Exercise
Copy each line of the records word for word, leaving out the pictures.

======== Exercise input ========

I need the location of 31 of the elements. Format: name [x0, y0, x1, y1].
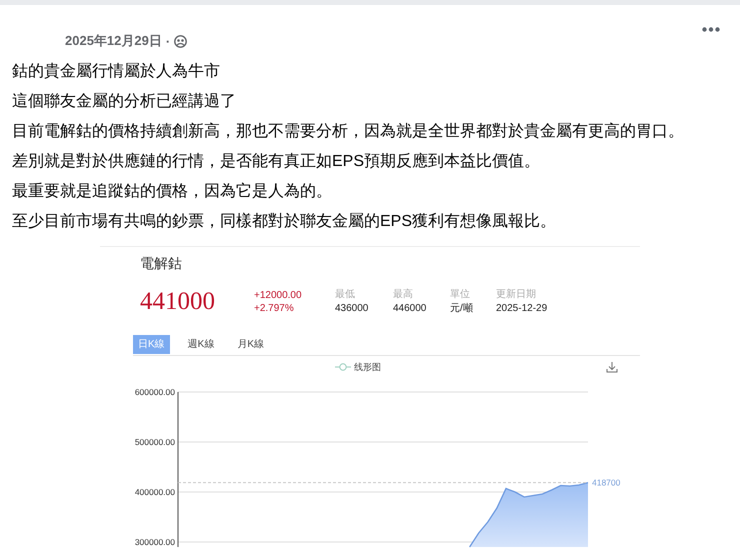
stat-value: 2025-12-29 — [496, 302, 548, 316]
post-text-line: 目前電解鈷的價格持續創新高，那也不需要分析，因為就是全世界都對於貴金屬有更高的胃口。 — [12, 122, 684, 142]
stat-value: 436000 — [335, 302, 368, 316]
y-axis-label: 400000.00 — [134, 487, 175, 497]
legend-label[interactable]: 线形图 — [354, 360, 381, 374]
separator-dot: · — [166, 34, 170, 48]
stat-label: 更新日期 — [496, 288, 536, 302]
y-axis-label: 600000.00 — [134, 387, 175, 397]
stat-label: 最高 — [393, 288, 413, 302]
post-text-line: 這個聯友金屬的分析已經講過了 — [12, 92, 236, 112]
mark-line-label: 418700 — [592, 478, 620, 488]
period-tab[interactable]: 月K線 — [232, 335, 270, 354]
stat-value: 元/噸 — [450, 302, 473, 316]
post-text-line: 差別就是對於供應鏈的行情，是否能有真正如EPS預期反應到本益比價值。 — [12, 152, 540, 172]
period-tab[interactable]: 週K線 — [182, 335, 220, 354]
more-options-icon[interactable] — [702, 27, 720, 32]
post-text-line: 最重要就是追蹤鈷的價格，因為它是人為的。 — [12, 182, 332, 202]
post-text-line: 鈷的貴金屬行情屬於人為牛市 — [12, 62, 220, 82]
stat-label: 單位 — [450, 288, 470, 302]
download-icon[interactable] — [606, 361, 618, 373]
legend-line-icon — [335, 363, 351, 371]
post-date[interactable]: 2025年12月29日 — [65, 32, 162, 50]
stat-value: 446000 — [393, 302, 426, 316]
stat-label: 最低 — [335, 288, 355, 302]
y-axis-label: 500000.00 — [134, 437, 175, 447]
commodity-title: 電解鈷 — [140, 254, 182, 273]
price-change: +12000.00 — [254, 289, 302, 302]
y-axis-label: 300000.00 — [134, 537, 175, 547]
price-value: 441000 — [140, 288, 216, 316]
post-text-line: 至少目前市場有共鳴的鈔票，同樣都對於聯友金屬的EPS獲利有想像風報比。 — [12, 212, 556, 232]
price-change-percent: +2.797% — [254, 302, 294, 315]
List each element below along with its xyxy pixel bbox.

========

Response
I need the location of 31 of the elements. Format: name [x0, y0, x1, y1].
stat-value: 2025-12-29 — [496, 302, 548, 316]
post-text-line: 目前電解鈷的價格持續創新高，那也不需要分析，因為就是全世界都對於貴金屬有更高的胃口。 — [12, 122, 684, 142]
stat-value: 436000 — [335, 302, 368, 316]
y-axis-label: 400000.00 — [134, 487, 175, 497]
legend-label[interactable]: 线形图 — [354, 360, 381, 374]
separator-dot: · — [166, 34, 170, 48]
stat-label: 更新日期 — [496, 288, 536, 302]
y-axis-label: 600000.00 — [134, 387, 175, 397]
stat-label: 最高 — [393, 288, 413, 302]
post-text-line: 這個聯友金屬的分析已經講過了 — [12, 92, 236, 112]
mark-line-label: 418700 — [592, 478, 620, 488]
period-tab[interactable]: 月K線 — [232, 335, 270, 354]
stat-value: 元/噸 — [450, 302, 473, 316]
post-text-line: 差別就是對於供應鏈的行情，是否能有真正如EPS預期反應到本益比價值。 — [12, 152, 540, 172]
period-tab[interactable]: 週K線 — [182, 335, 220, 354]
more-options-icon[interactable] — [702, 27, 720, 32]
post-text-line: 最重要就是追蹤鈷的價格，因為它是人為的。 — [12, 182, 332, 202]
post-text-line: 鈷的貴金屬行情屬於人為牛市 — [12, 62, 220, 82]
stat-label: 單位 — [450, 288, 470, 302]
download-icon[interactable] — [606, 361, 618, 373]
legend-line-icon — [335, 363, 351, 371]
post-date[interactable]: 2025年12月29日 — [65, 32, 162, 50]
stat-value: 446000 — [393, 302, 426, 316]
stat-label: 最低 — [335, 288, 355, 302]
y-axis-label: 500000.00 — [134, 437, 175, 447]
commodity-title: 電解鈷 — [140, 254, 182, 273]
price-change: +12000.00 — [254, 289, 302, 302]
y-axis-label: 300000.00 — [134, 537, 175, 547]
price-value: 441000 — [140, 288, 216, 316]
post-text-line: 至少目前市場有共鳴的鈔票，同樣都對於聯友金屬的EPS獲利有想像風報比。 — [12, 212, 556, 232]
price-change-percent: +2.797% — [254, 302, 294, 315]
List each element below along with its xyxy pixel bbox.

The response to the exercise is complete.